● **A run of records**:
________________________________________

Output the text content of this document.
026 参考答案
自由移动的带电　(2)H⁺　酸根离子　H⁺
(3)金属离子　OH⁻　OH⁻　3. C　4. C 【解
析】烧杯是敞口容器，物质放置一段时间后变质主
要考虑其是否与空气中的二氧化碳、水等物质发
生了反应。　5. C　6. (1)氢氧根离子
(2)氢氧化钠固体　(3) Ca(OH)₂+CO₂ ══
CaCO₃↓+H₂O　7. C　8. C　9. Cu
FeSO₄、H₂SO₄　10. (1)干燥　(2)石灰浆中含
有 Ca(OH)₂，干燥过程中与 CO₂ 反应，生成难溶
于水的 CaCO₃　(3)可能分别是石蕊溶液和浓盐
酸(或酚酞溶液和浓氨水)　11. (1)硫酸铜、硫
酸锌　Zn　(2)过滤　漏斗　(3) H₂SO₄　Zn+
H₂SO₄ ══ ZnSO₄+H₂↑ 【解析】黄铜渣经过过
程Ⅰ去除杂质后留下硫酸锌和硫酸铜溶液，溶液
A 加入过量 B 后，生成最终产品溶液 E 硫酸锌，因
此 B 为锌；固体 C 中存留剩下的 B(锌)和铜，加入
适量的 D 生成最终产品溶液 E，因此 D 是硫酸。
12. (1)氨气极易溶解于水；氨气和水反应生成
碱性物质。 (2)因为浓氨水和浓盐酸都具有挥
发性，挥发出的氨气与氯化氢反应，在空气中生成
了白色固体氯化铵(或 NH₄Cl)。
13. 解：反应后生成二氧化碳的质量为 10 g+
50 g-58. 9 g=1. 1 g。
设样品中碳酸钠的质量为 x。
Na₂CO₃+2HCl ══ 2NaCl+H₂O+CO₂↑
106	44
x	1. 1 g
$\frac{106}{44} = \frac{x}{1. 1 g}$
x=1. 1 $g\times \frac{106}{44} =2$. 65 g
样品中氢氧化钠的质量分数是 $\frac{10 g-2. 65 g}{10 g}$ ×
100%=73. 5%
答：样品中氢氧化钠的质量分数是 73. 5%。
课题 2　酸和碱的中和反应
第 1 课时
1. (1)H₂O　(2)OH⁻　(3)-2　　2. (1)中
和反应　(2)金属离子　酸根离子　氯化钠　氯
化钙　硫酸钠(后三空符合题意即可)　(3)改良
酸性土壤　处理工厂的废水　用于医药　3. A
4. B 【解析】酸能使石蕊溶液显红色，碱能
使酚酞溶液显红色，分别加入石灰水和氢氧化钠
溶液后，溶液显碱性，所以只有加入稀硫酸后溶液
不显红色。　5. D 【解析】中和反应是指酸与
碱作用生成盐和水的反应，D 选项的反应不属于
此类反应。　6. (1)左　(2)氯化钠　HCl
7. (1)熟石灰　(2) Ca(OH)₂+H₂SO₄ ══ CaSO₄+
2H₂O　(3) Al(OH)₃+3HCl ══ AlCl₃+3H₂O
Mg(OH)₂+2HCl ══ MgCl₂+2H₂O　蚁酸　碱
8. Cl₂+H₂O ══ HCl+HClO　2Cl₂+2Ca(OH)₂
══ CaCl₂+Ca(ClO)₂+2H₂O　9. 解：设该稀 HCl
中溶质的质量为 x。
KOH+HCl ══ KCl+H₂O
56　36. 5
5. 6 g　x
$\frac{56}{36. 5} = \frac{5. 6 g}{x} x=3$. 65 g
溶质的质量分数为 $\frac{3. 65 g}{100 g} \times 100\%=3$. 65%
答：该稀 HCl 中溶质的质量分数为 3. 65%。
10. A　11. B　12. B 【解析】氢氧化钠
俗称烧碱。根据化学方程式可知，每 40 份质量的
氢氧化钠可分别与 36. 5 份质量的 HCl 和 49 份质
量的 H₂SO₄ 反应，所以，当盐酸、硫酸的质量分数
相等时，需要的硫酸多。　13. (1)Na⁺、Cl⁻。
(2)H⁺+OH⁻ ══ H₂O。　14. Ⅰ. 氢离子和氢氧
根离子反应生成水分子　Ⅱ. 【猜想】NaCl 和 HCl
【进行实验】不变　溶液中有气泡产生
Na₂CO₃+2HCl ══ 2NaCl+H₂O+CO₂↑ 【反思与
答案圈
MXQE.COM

________________________________________

● **TASK**: Search the data above for the word "样品中氢氧化钠的质量分数是", then gather each line in which it appears.

● **WRITTEN RESPONSE**:
样品中氢氧化钠的质量分数是 $\frac{10 g-2. 65 g}{10 g}$ ×
答：样品中氢氧化钠的质量分数是 73. 5%。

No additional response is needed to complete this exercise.